■ **Exercise prompt**
Rewrite the paragraph of the terms of sale that begins "Except in relation to conditions 2.3, 3 and 9" as a short bulleted list that keeps its main facts.

───── Page ─────

1.3 No servant of the Seller has any authority to give any representation or warranty relating to the Goods unless such representation or warranty is in writing and signed by a director or other authorised person on behalf of the Seller.
1.4 The contract cannot be cancelled by the Buyer.
1.5 The Buyer shall not assign the benefit of the Contract without the Seller’s prior written consent.

2. Delivery

2.1 Except in relation to conditions 2.3, 3 and 9 time shall not be of the essence in this contract. Any date, time or period given for delivery by the Seller shall be an estimate only and the Seller shall not be liable to the Buyer for any loss or damage sustained by the Buyer as a result of the Seller’s failure to comply with such delivery dates, times or periods. The Buyer shall not be entitled to refuse to accept late delivery as a breach of contract.
2.2 Unless otherwise stated, the Goods shall be despatched by the Seller carriage paid to the address notified by the Buyer or so near to the address as the vehicle carrying the Goods can reasonably and safely get.
2.3 Where any drawing, design, specification, instruction, approvals or materials (the “Buyer’s Particulars”) are to be supplied by the Buyer, the same shall be supplied promptly and in any event within and at such reasonable times as will enable the Seller to effect delivery within the period specified for delivery. If the Buyer fails to give such details or shall otherwise cause or request delay in delivery of the Goods, the Buyer shal pay as part of the price, all storage, transportation and other relevant costs incurred as a result thereof.

───── Information shown ─────

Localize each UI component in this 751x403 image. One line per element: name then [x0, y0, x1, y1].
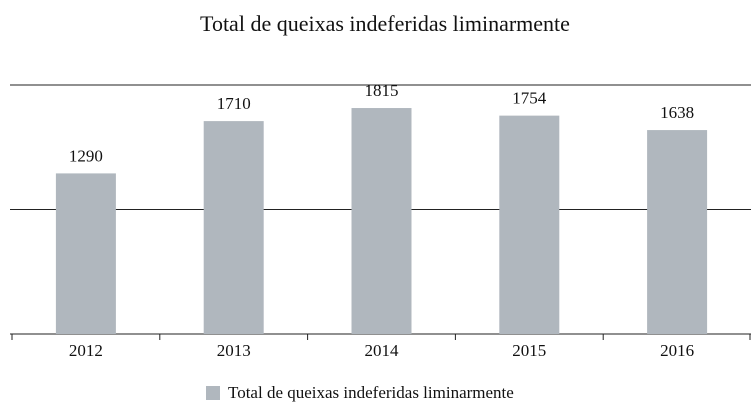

─────

■ **Answer for the task**
- Apart from conditions 2.3, 3 and 9, time is not of the essence in the contract.
- Any delivery date, time or period the Seller gives is only an estimate.
- The Seller is not liable for any loss or damage the Buyer suffers if the Seller misses those dates, times or periods.
- The Buyer may not refuse late delivery as a breach of contract.